* _Arbeitsauftrag 1_: Gib aus dem Text über Straftaten und Aufmerksamkeit in den Medien alles von „Wer heute nicht“ bis hinunter zu „noch mehr Aufmerksamkeit.“ wortgetreu aus.
* _Arbeitsauftrag 2_: Führe den Text über Straftaten und Aufmerksamkeit in den Medien nach seinem letzten Satz weiter.

* _Vorliegender Text_:

---*---

Wer heute nicht nur einfach Straftaten verüben will, wer nicht nur Rauben, Brandschatzen und Morden will, der muss vor allem die richtigen Zeichen setzten, die richtige Parole drauf haben, um wirklich medial wahr genommen zu werden.

Die einen heben die Hand zum "Führergruß", schmieren Hakenkreuze an die Wand, rufen Deutschland den Deutschland und hängen zu Hause eine Reichskriegsflagge auf. Schon sind sie Rechtsradikale und bekommen ihren Platz in den Nachrichten und auf den Titelseiten. Ihre Taten werden von den Sicherheitsorganen sogar in einer eigenen Statistik geführt. Menschen, die andere Sprüche drauf haben und als die Guten gelten, gehen auf die Straße und sorgen für noch mehr Aufmerksamkeit.

---*---

* _Vorliegendes Material_:
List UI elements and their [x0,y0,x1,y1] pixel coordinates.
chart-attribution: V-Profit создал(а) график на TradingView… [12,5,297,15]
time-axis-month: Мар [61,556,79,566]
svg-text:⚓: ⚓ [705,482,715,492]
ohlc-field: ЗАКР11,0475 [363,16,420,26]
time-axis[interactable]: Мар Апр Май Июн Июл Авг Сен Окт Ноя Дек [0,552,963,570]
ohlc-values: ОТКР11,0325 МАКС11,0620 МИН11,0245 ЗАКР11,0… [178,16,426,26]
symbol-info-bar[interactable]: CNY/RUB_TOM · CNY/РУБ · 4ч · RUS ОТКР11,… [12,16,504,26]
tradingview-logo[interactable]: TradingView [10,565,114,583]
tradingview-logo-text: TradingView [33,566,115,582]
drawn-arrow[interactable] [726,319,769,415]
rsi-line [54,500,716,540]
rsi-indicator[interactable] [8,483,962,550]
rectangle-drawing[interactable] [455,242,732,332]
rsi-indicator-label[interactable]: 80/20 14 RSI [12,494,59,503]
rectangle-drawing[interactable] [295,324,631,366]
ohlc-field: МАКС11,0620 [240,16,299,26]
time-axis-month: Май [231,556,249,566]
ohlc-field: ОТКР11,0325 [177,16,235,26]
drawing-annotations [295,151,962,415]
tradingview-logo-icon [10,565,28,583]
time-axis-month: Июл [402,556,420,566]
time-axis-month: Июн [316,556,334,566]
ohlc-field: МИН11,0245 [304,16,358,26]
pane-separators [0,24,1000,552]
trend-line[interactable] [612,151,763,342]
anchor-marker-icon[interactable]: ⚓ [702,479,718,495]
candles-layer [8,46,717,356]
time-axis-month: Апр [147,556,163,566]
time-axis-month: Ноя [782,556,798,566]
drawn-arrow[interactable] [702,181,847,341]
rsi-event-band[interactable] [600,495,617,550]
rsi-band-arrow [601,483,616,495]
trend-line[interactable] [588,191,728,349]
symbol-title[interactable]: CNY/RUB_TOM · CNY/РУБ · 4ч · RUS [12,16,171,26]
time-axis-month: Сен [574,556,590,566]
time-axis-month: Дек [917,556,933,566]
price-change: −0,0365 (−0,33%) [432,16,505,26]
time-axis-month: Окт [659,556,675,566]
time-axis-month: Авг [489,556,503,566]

---*---

* _Ergebnis 1_:
Wer heute nicht nur einfach Straftaten verüben will, wer nicht nur Rauben, Brandschatzen und Morden will, der muss vor allem die richtigen Zeichen setzten, die richtige Parole drauf haben, um wirklich medial wahr genommen zu werden.

Die einen heben die Hand zum "Führergruß", schmieren Hakenkreuze an die Wand, rufen Deutschland den Deutschland und hängen zu Hause eine Reichskriegsflagge auf. Schon sind sie Rechtsradikale und bekommen ihren Platz in den Nachrichten und auf den Titelseiten. Ihre Taten werden von den Sicherheitsorganen sogar in einer eigenen Statistik geführt. Menschen, die andere Sprüche drauf haben und als die Guten gelten, gehen auf die Straße und sorgen für noch mehr Aufmerksamkeit.

* _Ergebnis 2_:
Andere rufen - in welcher Sprache auch immer - Gott ist groß, bekennen sich zum IS oder zu sonstigen Vereinigungen, die wir auf die Liste der Bösen gesetzt haben, besuchen Extremisten-Internetseiten und stellen - so sie dazu in der lage sind - noch ein Bekennervideo ins Internet. Wenn sie wirklich brutal genug sind, erfahren selbst die Menschen in der Mongolei von ihren Taten. Der Höhepunkt ist, wenn sich sogar der UNO-Sicherheitsrat mit ihren Wahnsinnstaten befasst.

Nun sind Leute, die mit einem Spruch auf den Lippen Dinge tun, die man eben nicht oder gerade nicht tut, alles andere als ein heutiges Phänomän. Sicherlich riefen die arabischen Truppen schon bei der Eroberung des oströmischen Reiches "Allahu Akbar". Sicherlich riefen die Kreuzritter bei ihren Feldzügen zur Eroberung von Jerusalem "Gott ist groß". Mit diesem Spruch sind mit Sicherheit auch viele auf den Scheiterhaufen gestiegen.

Wer es nicht so mit Gott hat, der hat, will noch einmal Aufmerksamkeit erringen, einen anderen Ruf auf den Lippen. Augenscheinlich brauchen Menschen im Angesicht von Straftaten, von Morden und Amokläufen solche Sprüche, um sich selber Mut zu machen, um ihre Tat vor wem auch immer  - vor Gott? - zu rechtfertigen.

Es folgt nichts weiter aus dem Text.